> [Task directions]:
Word for word, repeat the entries, minus the pictures.

> [Material shown]:

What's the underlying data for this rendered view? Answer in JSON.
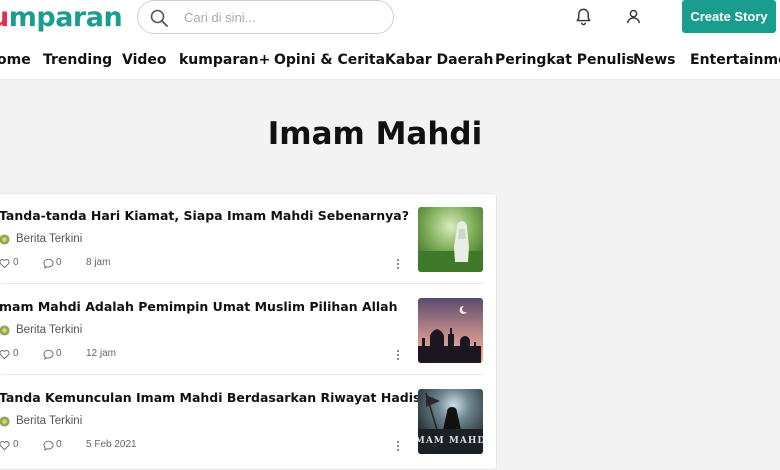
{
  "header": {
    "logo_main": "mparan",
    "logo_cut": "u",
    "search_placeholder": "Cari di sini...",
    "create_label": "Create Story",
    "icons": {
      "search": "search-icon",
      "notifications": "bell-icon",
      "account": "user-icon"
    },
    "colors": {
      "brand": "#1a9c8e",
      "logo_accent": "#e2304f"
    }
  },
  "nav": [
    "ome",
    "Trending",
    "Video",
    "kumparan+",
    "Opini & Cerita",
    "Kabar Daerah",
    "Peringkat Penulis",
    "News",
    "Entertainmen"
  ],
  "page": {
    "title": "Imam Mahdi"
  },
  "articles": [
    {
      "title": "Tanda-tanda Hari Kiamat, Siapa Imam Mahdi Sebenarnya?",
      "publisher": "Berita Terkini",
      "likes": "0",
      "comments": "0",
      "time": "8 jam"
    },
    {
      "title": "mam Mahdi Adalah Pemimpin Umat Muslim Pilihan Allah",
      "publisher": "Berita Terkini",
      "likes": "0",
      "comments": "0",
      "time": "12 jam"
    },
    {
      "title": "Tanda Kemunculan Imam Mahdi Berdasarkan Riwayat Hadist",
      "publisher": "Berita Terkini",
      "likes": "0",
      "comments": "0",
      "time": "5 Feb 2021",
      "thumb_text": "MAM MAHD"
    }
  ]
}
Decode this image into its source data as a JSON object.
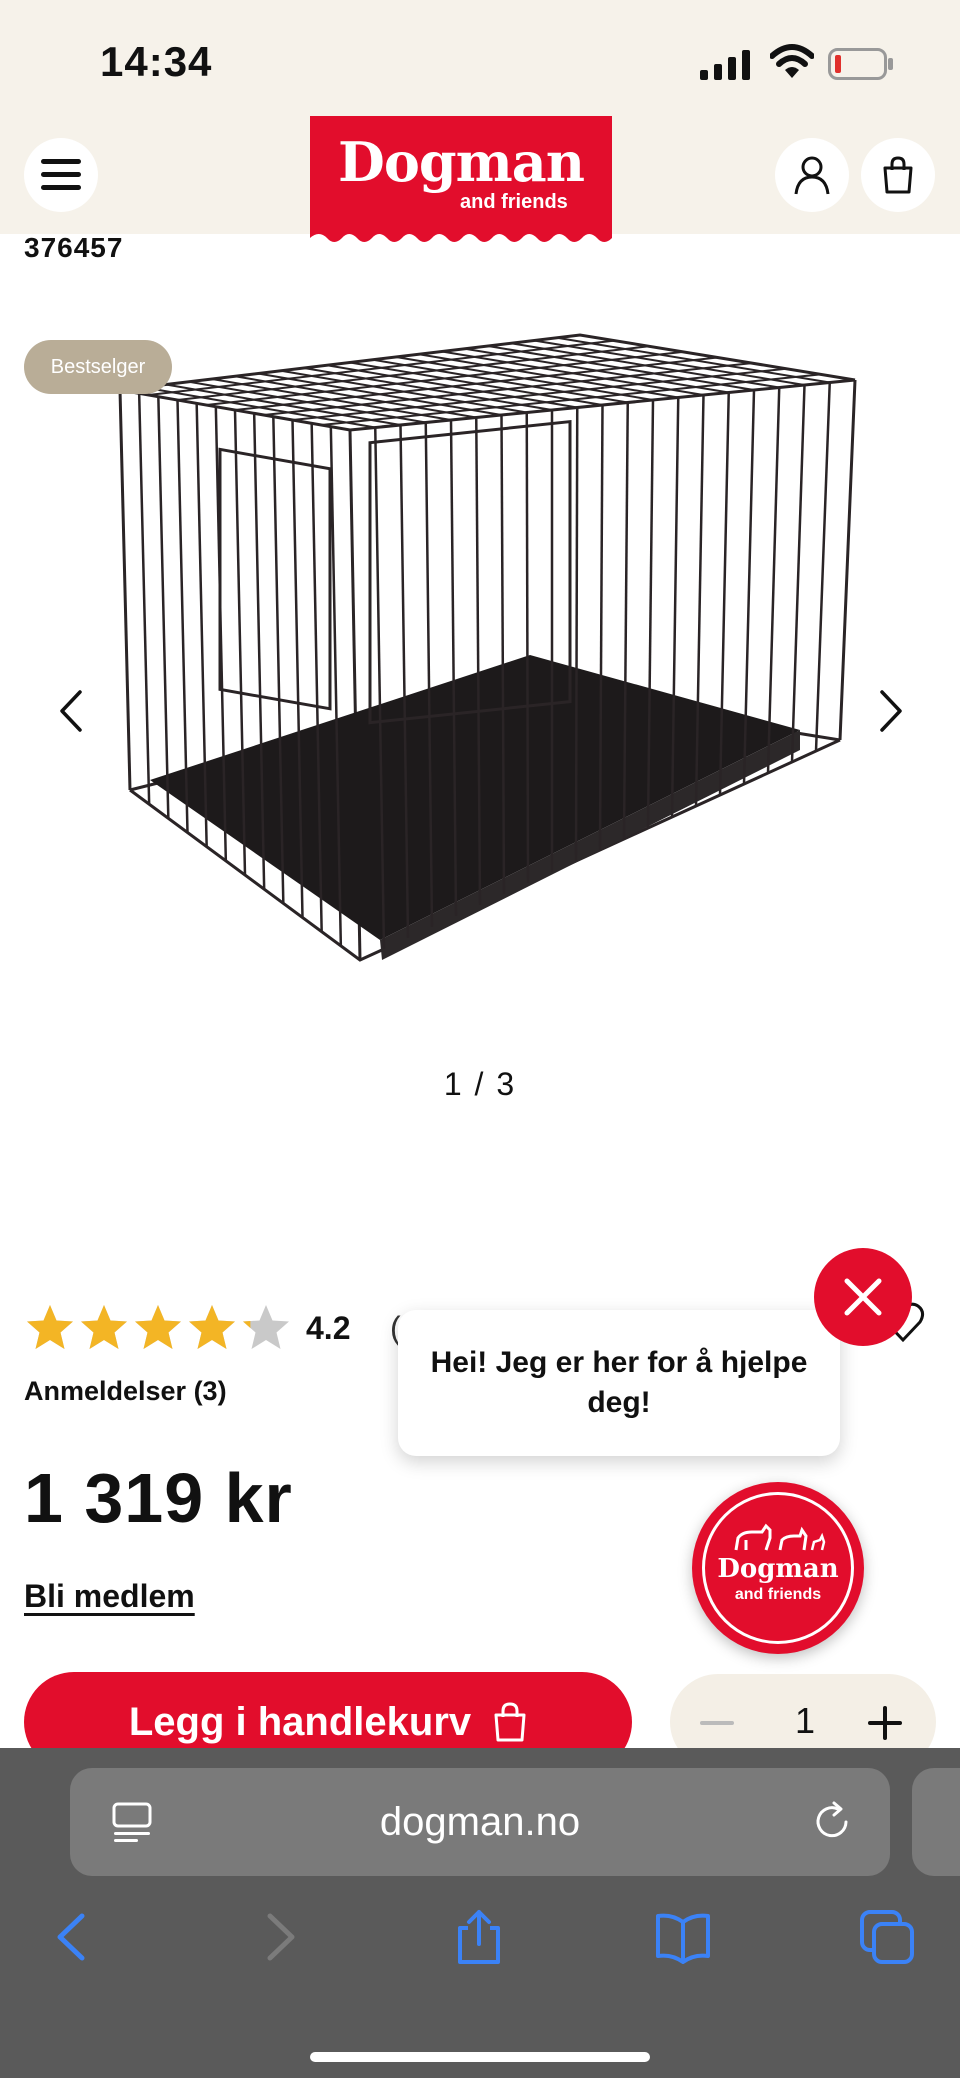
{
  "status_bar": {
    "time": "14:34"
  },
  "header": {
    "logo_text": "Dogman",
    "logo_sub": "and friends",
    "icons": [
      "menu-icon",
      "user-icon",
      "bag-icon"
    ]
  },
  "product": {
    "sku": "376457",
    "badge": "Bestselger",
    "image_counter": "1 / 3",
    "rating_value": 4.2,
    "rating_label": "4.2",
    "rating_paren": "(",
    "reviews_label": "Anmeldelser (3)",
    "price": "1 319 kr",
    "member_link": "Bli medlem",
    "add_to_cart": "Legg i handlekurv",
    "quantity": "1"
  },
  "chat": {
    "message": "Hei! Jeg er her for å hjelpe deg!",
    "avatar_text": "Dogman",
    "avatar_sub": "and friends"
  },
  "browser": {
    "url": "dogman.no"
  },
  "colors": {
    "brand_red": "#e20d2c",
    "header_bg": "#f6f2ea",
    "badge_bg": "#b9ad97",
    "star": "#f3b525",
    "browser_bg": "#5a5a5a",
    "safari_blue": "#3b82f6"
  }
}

> [Result]:
What's the underlying data for this rendered view? Answer in JSON.
{
  "header": {
    "logo_main": "mparan",
    "logo_cut": "u",
    "search_placeholder": "Cari di sini...",
    "create_label": "Create Story",
    "icons": {
      "search": "search-icon",
      "notifications": "bell-icon",
      "account": "user-icon"
    },
    "colors": {
      "brand": "#1a9c8e",
      "logo_accent": "#e2304f"
    }
  },
  "nav": [
    "ome",
    "Trending",
    "Video",
    "kumparan+",
    "Opini & Cerita",
    "Kabar Daerah",
    "Peringkat Penulis",
    "News",
    "Entertainmen"
  ],
  "page": {
    "title": "Imam Mahdi"
  },
  "articles": [
    {
      "title": "Tanda-tanda Hari Kiamat, Siapa Imam Mahdi Sebenarnya?",
      "publisher": "Berita Terkini",
      "likes": "0",
      "comments": "0",
      "time": "8 jam"
    },
    {
      "title": "mam Mahdi Adalah Pemimpin Umat Muslim Pilihan Allah",
      "publisher": "Berita Terkini",
      "likes": "0",
      "comments": "0",
      "time": "12 jam"
    },
    {
      "title": "Tanda Kemunculan Imam Mahdi Berdasarkan Riwayat Hadist",
      "publisher": "Berita Terkini",
      "likes": "0",
      "comments": "0",
      "time": "5 Feb 2021",
      "thumb_text": "MAM MAHD"
    }
  ]
}
Decode this image into its source data as a JSON object.
{
  "status_bar": {
    "time": "14:34"
  },
  "header": {
    "logo_text": "Dogman",
    "logo_sub": "and friends",
    "icons": [
      "menu-icon",
      "user-icon",
      "bag-icon"
    ]
  },
  "product": {
    "sku": "376457",
    "badge": "Bestselger",
    "image_counter": "1 / 3",
    "rating_value": 4.2,
    "rating_label": "4.2",
    "rating_paren": "(",
    "reviews_label": "Anmeldelser (3)",
    "price": "1 319 kr",
    "member_link": "Bli medlem",
    "add_to_cart": "Legg i handlekurv",
    "quantity": "1"
  },
  "chat": {
    "message": "Hei! Jeg er her for å hjelpe deg!",
    "avatar_text": "Dogman",
    "avatar_sub": "and friends"
  },
  "browser": {
    "url": "dogman.no"
  },
  "colors": {
    "brand_red": "#e20d2c",
    "header_bg": "#f6f2ea",
    "badge_bg": "#b9ad97",
    "star": "#f3b525",
    "browser_bg": "#5a5a5a",
    "safari_blue": "#3b82f6"
  }
}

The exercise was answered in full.